*Dataset items*:
===============

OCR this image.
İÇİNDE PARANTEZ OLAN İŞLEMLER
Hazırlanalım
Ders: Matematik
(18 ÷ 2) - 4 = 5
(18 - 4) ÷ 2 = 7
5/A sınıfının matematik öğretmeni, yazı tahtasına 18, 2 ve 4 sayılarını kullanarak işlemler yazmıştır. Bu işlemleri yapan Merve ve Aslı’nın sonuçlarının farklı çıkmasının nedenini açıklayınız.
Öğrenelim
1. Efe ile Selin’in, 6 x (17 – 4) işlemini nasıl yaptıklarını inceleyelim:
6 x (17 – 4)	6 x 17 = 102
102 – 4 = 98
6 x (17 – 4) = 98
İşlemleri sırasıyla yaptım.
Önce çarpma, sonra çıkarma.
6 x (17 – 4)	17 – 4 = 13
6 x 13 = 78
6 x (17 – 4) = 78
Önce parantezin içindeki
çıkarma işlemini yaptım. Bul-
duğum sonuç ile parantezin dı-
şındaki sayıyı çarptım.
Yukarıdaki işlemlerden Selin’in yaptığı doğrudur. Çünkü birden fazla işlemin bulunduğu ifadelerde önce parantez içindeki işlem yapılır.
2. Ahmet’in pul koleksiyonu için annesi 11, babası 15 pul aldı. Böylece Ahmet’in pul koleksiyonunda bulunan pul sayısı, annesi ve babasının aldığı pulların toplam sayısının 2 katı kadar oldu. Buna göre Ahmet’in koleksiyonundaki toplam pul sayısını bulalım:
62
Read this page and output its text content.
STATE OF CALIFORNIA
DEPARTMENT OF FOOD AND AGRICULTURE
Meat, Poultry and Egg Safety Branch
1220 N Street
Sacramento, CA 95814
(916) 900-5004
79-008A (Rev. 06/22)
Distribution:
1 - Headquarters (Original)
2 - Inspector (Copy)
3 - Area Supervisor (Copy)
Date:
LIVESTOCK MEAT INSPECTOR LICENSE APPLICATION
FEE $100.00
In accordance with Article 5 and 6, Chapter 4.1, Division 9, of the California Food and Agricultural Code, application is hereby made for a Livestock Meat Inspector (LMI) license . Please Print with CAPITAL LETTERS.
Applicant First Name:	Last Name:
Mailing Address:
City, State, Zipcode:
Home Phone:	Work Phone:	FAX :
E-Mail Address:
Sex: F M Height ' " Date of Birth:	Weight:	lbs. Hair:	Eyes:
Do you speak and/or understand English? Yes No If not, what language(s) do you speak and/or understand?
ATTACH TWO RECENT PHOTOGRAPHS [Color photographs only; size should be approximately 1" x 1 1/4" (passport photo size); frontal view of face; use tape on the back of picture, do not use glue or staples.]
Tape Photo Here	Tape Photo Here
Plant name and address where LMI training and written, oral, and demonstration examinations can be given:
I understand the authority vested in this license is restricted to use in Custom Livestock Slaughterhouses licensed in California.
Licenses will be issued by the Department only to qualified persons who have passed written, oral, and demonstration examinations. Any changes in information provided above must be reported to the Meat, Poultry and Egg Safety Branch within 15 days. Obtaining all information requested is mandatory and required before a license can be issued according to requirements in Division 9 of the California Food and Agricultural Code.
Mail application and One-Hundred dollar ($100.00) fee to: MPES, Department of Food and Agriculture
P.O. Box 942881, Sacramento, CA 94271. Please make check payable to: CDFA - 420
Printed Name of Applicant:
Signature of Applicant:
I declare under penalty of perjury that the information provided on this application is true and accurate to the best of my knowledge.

===============

Set out every line from the material that contains the string "Poultry".

*EXERCISE RESPONSE*:
Meat, Poultry and Egg Safety Branch
Licenses will be issued by the Department only to qualified persons who have passed written, oral, and demonstration examinations. Any changes in information provided above must be reported to the Meat, Poultry and Egg Safety Branch within 15 days. Obtaining all information requested is mandatory and required before a license can be issued according to requirements in Division 9 of the California Food and Agricultural Code.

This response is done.